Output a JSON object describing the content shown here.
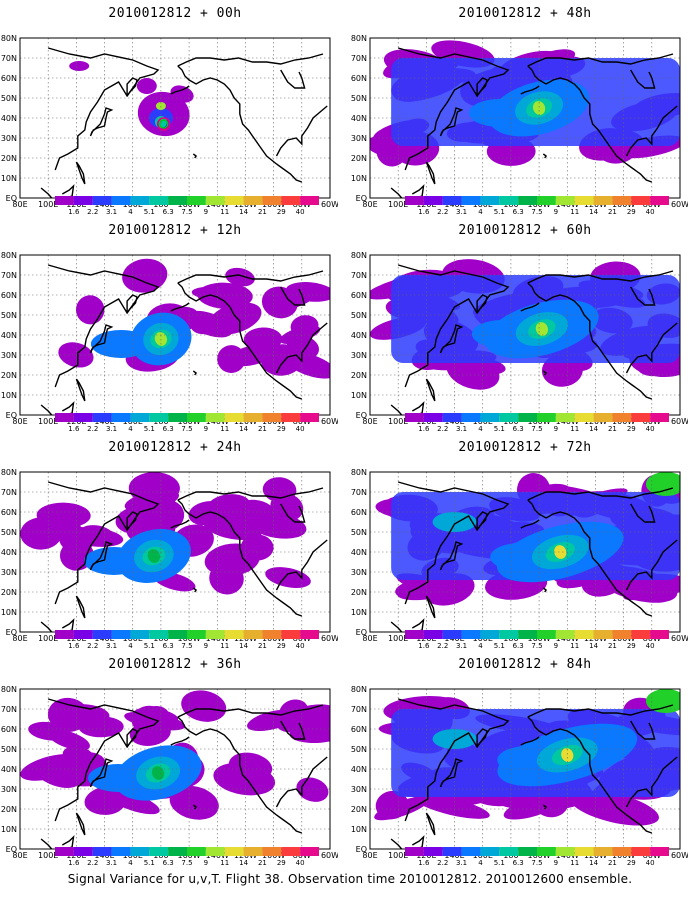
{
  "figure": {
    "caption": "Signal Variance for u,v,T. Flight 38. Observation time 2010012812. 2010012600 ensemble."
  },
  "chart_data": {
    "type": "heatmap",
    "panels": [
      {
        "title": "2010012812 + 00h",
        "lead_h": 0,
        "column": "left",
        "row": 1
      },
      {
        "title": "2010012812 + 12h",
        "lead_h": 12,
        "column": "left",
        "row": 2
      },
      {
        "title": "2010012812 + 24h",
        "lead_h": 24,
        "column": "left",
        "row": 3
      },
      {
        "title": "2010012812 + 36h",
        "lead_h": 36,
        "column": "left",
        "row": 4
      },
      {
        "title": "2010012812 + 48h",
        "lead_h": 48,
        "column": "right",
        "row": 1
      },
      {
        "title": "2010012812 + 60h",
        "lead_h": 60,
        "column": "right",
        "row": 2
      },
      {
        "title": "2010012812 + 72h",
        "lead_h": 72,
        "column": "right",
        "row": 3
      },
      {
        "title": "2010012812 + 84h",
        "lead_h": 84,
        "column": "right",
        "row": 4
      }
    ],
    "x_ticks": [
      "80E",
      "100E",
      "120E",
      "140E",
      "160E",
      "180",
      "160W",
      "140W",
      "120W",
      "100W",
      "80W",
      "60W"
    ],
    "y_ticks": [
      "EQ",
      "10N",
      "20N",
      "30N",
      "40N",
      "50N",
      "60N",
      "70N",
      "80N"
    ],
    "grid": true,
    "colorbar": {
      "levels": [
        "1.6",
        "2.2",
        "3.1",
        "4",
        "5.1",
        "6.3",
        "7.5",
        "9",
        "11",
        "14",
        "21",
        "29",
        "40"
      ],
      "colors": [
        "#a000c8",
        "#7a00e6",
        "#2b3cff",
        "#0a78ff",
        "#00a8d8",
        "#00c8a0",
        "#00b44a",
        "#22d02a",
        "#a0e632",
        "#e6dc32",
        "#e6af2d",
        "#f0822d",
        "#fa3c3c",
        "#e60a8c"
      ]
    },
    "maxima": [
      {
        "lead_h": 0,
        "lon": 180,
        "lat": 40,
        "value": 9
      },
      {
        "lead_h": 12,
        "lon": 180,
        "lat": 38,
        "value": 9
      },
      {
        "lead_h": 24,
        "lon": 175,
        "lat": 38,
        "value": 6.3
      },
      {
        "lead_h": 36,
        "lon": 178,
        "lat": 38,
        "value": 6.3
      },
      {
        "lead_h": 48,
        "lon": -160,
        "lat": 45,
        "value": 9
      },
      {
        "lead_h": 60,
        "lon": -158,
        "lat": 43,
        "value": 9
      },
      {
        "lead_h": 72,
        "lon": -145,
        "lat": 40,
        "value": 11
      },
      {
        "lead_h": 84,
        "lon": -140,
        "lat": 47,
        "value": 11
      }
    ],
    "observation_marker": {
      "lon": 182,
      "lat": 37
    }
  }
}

==================================================

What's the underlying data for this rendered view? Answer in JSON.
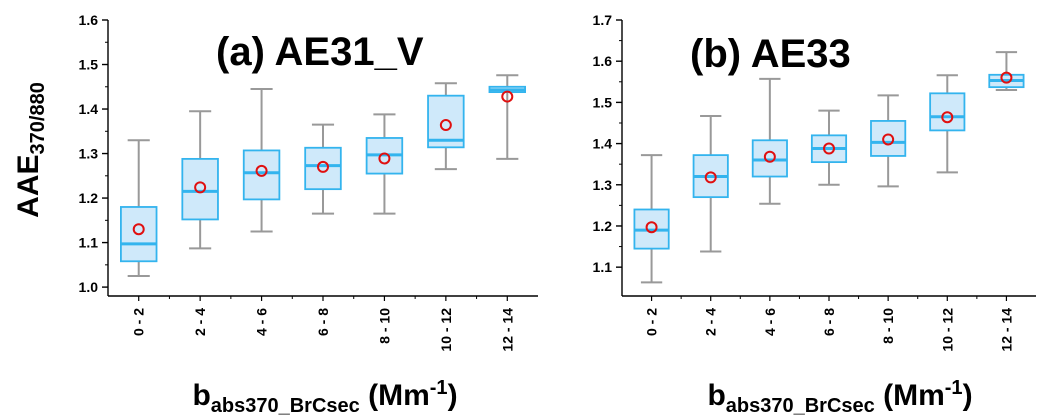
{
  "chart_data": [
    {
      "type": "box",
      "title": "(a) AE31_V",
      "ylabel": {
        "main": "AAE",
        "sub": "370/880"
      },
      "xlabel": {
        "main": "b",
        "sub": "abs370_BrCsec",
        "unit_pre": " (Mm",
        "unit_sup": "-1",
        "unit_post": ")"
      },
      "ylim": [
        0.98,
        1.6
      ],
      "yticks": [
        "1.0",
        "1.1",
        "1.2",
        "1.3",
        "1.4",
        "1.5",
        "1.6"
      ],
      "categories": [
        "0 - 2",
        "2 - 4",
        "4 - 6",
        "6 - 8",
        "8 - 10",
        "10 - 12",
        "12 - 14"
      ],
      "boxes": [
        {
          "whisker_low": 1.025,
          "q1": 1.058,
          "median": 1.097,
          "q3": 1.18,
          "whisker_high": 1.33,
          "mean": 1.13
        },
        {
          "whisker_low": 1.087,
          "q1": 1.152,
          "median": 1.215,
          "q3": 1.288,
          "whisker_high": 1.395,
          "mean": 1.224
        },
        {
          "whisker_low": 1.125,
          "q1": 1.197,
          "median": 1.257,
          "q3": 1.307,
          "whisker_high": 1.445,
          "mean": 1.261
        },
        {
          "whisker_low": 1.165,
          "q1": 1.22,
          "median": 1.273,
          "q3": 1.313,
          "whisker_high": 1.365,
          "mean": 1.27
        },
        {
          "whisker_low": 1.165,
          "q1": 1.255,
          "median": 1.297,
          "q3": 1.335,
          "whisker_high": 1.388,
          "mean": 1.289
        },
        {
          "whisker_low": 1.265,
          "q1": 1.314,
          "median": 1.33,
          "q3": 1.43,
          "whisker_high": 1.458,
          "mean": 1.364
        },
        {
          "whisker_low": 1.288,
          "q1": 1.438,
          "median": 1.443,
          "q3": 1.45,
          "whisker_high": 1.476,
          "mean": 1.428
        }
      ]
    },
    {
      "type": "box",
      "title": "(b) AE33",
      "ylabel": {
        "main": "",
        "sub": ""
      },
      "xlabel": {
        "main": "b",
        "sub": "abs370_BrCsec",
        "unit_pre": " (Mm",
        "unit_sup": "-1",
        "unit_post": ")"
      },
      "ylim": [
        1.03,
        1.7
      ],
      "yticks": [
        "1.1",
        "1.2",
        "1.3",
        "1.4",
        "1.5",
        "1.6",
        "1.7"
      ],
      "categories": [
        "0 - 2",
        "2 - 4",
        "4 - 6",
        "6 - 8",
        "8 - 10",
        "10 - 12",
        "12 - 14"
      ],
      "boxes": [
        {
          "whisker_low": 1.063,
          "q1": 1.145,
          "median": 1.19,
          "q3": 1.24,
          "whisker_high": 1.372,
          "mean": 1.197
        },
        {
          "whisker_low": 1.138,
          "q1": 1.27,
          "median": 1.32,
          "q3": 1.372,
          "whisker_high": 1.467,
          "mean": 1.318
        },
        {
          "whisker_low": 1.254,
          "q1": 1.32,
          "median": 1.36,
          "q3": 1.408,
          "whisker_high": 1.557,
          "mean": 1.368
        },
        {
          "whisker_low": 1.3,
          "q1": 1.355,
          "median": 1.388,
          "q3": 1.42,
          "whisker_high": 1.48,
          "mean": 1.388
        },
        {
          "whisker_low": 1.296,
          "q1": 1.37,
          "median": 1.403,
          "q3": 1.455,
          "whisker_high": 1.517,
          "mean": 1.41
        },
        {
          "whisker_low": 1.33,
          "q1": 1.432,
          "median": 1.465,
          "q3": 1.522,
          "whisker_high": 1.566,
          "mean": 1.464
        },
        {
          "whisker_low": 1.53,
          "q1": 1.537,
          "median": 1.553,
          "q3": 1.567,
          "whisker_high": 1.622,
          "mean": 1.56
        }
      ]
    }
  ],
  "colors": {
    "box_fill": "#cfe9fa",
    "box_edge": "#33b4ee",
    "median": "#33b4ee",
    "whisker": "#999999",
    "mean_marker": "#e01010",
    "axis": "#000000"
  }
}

==================================================

From the entries above, copy every line where the word "JSON" shows up.

Output a JSON object describing the content shown here.
What's the underlying data for this rendered view? Answer in JSON.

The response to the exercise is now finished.